• **What to produce**: Could you copy every line of the records below, character for character?

-- Begin --

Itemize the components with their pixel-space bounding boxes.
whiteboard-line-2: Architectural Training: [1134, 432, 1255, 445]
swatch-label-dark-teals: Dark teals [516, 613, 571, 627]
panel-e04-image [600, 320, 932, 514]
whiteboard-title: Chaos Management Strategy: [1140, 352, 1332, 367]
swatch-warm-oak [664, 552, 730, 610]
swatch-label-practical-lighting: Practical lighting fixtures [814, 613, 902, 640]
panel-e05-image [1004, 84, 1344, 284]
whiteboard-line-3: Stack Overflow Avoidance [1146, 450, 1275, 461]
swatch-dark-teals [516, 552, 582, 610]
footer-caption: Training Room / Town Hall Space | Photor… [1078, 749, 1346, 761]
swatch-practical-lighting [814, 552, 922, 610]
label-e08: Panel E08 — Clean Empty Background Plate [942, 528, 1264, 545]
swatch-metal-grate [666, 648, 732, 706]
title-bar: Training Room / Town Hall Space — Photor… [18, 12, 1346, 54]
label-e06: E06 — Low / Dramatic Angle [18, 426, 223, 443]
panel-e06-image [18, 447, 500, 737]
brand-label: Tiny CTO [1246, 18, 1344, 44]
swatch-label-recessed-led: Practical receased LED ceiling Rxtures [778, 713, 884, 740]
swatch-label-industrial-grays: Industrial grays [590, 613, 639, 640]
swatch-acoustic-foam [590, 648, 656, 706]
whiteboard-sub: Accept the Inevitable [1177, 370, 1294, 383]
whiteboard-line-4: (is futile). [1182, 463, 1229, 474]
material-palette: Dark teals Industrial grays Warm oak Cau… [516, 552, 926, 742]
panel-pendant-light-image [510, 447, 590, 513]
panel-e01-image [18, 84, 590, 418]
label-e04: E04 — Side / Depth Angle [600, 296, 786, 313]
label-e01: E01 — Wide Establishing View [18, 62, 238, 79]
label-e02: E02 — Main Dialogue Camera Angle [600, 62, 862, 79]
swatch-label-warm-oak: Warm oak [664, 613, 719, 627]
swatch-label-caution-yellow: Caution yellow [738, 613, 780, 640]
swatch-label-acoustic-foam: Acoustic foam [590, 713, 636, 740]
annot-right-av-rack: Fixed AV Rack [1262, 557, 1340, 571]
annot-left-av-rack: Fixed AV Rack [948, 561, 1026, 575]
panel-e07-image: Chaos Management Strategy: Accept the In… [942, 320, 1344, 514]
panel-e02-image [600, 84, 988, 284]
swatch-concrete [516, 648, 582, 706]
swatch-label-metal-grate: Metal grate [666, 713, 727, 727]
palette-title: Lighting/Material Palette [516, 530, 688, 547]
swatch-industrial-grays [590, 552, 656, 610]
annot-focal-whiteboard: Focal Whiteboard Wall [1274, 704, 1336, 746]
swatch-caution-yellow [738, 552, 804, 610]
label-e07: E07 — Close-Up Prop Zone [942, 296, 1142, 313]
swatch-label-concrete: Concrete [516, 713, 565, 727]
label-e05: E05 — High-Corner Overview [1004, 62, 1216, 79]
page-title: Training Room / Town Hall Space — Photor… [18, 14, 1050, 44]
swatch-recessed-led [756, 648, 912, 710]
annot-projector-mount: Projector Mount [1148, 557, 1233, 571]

-- End --

• **Solution below**:
Itemize the components with their pixel-space bounding boxes.
whiteboard-line-2: Architectural Training: [1134, 432, 1255, 445]
swatch-label-dark-teals: Dark teals [516, 613, 571, 627]
panel-e04-image [600, 320, 932, 514]
whiteboard-title: Chaos Management Strategy: [1140, 352, 1332, 367]
swatch-warm-oak [664, 552, 730, 610]
swatch-label-practical-lighting: Practical lighting fixtures [814, 613, 902, 640]
panel-e05-image [1004, 84, 1344, 284]
whiteboard-line-3: Stack Overflow Avoidance [1146, 450, 1275, 461]
swatch-dark-teals [516, 552, 582, 610]
footer-caption: Training Room / Town Hall Space | Photor… [1078, 749, 1346, 761]
swatch-practical-lighting [814, 552, 922, 610]
label-e08: Panel E08 — Clean Empty Background Plate [942, 528, 1264, 545]
swatch-metal-grate [666, 648, 732, 706]
title-bar: Training Room / Town Hall Space — Photor… [18, 12, 1346, 54]
label-e06: E06 — Low / Dramatic Angle [18, 426, 223, 443]
panel-e06-image [18, 447, 500, 737]
brand-label: Tiny CTO [1246, 18, 1344, 44]
swatch-label-recessed-led: Practical receased LED ceiling Rxtures [778, 713, 884, 740]
swatch-label-industrial-grays: Industrial grays [590, 613, 639, 640]
swatch-acoustic-foam [590, 648, 656, 706]
whiteboard-sub: Accept the Inevitable [1177, 370, 1294, 383]
whiteboard-line-4: (is futile). [1182, 463, 1229, 474]
material-palette: Dark teals Industrial grays Warm oak Cau… [516, 552, 926, 742]
panel-pendant-light-image [510, 447, 590, 513]
panel-e01-image [18, 84, 590, 418]
label-e04: E04 — Side / Depth Angle [600, 296, 786, 313]
label-e01: E01 — Wide Establishing View [18, 62, 238, 79]
label-e02: E02 — Main Dialogue Camera Angle [600, 62, 862, 79]
swatch-label-warm-oak: Warm oak [664, 613, 719, 627]
swatch-label-caution-yellow: Caution yellow [738, 613, 780, 640]
swatch-label-acoustic-foam: Acoustic foam [590, 713, 636, 740]
annot-right-av-rack: Fixed AV Rack [1262, 557, 1340, 571]
annot-left-av-rack: Fixed AV Rack [948, 561, 1026, 575]
panel-e07-image: Chaos Management Strategy: Accept the In… [942, 320, 1344, 514]
panel-e02-image [600, 84, 988, 284]
swatch-concrete [516, 648, 582, 706]
swatch-label-metal-grate: Metal grate [666, 713, 727, 727]
palette-title: Lighting/Material Palette [516, 530, 688, 547]
swatch-industrial-grays [590, 552, 656, 610]
annot-focal-whiteboard: Focal Whiteboard Wall [1274, 704, 1336, 746]
swatch-caution-yellow [738, 552, 804, 610]
label-e07: E07 — Close-Up Prop Zone [942, 296, 1142, 313]
swatch-label-concrete: Concrete [516, 713, 565, 727]
label-e05: E05 — High-Corner Overview [1004, 62, 1216, 79]
page-title: Training Room / Town Hall Space — Photor… [18, 14, 1050, 44]
swatch-recessed-led [756, 648, 912, 710]
annot-projector-mount: Projector Mount [1148, 557, 1233, 571]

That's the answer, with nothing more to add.